## START Listed records
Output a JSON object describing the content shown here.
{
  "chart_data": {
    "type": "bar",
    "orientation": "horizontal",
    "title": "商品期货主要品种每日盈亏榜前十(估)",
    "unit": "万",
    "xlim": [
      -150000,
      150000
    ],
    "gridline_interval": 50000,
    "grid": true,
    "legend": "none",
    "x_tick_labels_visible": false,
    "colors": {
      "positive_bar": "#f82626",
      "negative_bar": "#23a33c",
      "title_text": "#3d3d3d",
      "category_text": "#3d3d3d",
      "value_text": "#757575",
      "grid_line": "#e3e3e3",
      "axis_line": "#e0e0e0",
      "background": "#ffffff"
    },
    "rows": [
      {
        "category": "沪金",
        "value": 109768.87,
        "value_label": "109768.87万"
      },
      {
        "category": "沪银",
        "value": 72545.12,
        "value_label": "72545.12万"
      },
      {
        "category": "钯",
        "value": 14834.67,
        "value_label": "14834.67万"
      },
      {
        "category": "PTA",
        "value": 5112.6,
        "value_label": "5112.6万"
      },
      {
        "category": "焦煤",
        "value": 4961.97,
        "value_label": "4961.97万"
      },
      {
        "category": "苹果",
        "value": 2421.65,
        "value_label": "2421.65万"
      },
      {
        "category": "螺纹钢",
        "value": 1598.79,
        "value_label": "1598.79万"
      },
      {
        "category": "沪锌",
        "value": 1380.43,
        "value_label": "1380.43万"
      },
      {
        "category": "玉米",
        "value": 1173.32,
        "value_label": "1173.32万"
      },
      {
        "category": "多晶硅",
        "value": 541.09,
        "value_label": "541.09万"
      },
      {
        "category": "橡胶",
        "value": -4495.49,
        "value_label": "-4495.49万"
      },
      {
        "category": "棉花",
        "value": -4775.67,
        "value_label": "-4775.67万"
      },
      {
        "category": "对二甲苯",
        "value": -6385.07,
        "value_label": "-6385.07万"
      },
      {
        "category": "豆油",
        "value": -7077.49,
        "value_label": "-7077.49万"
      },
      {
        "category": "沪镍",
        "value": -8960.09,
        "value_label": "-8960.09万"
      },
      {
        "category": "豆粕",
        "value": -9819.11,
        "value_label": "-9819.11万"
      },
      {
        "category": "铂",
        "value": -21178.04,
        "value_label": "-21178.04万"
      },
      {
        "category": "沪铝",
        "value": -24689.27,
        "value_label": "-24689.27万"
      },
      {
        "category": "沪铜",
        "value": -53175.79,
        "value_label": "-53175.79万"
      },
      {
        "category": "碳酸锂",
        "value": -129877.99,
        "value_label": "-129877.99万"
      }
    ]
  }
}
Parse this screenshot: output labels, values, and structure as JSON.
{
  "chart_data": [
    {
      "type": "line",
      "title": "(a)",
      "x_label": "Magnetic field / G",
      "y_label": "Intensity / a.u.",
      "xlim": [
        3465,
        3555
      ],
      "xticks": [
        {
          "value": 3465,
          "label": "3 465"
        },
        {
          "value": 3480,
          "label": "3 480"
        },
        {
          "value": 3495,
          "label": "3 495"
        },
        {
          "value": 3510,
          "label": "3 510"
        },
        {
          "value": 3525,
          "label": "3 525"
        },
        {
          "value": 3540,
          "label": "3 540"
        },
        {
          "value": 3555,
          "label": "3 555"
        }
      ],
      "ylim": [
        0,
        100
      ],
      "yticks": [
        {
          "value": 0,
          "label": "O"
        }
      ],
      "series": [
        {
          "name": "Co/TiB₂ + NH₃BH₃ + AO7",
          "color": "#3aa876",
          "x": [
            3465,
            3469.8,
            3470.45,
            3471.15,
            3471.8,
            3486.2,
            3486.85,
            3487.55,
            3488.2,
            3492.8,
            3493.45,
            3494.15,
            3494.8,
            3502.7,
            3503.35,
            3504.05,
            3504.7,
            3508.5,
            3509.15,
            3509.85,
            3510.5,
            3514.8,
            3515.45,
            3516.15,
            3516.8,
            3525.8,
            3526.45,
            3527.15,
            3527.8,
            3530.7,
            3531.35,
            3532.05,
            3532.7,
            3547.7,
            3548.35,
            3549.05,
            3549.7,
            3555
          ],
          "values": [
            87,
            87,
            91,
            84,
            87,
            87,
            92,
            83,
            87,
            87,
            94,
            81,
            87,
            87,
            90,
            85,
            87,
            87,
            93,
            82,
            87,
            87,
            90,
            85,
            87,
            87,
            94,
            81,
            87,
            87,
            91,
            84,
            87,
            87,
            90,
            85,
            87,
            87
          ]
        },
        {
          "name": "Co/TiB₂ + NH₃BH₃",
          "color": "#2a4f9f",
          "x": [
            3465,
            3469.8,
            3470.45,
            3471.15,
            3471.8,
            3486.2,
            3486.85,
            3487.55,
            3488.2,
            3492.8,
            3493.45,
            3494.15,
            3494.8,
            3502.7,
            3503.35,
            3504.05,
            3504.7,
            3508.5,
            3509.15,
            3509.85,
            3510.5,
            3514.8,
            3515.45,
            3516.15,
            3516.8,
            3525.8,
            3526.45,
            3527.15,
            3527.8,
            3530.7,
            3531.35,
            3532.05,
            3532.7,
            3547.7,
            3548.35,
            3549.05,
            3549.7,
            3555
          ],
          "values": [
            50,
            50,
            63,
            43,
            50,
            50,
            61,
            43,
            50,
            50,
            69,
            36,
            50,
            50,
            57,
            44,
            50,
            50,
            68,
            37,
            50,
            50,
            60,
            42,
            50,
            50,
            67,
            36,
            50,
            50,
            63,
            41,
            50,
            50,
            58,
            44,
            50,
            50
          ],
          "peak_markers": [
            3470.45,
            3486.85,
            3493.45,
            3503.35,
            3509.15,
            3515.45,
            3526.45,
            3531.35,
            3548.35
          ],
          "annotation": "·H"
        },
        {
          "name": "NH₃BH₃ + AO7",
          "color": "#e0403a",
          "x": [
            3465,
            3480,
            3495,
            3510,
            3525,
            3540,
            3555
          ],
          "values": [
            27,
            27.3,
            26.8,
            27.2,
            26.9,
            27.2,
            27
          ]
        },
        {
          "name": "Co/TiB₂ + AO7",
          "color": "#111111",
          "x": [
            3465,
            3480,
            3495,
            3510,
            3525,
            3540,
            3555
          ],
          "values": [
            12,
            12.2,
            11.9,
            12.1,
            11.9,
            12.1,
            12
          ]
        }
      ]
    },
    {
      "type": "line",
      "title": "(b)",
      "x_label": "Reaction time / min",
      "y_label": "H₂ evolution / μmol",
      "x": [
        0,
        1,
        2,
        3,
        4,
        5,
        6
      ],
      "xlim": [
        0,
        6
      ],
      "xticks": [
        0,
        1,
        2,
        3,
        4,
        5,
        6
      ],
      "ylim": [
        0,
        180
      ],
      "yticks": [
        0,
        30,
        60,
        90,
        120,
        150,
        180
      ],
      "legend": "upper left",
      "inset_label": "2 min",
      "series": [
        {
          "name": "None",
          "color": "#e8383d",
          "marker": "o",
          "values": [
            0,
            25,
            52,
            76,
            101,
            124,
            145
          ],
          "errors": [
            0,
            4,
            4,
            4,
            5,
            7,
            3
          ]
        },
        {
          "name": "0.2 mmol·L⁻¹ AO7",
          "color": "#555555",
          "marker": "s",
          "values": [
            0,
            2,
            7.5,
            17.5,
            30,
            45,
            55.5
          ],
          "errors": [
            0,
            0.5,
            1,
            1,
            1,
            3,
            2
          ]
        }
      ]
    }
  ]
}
## END Listed records
* **Stated task**: Say the number of lines in the listing that hold "name", with no added words.

* **Solution to this task**: 6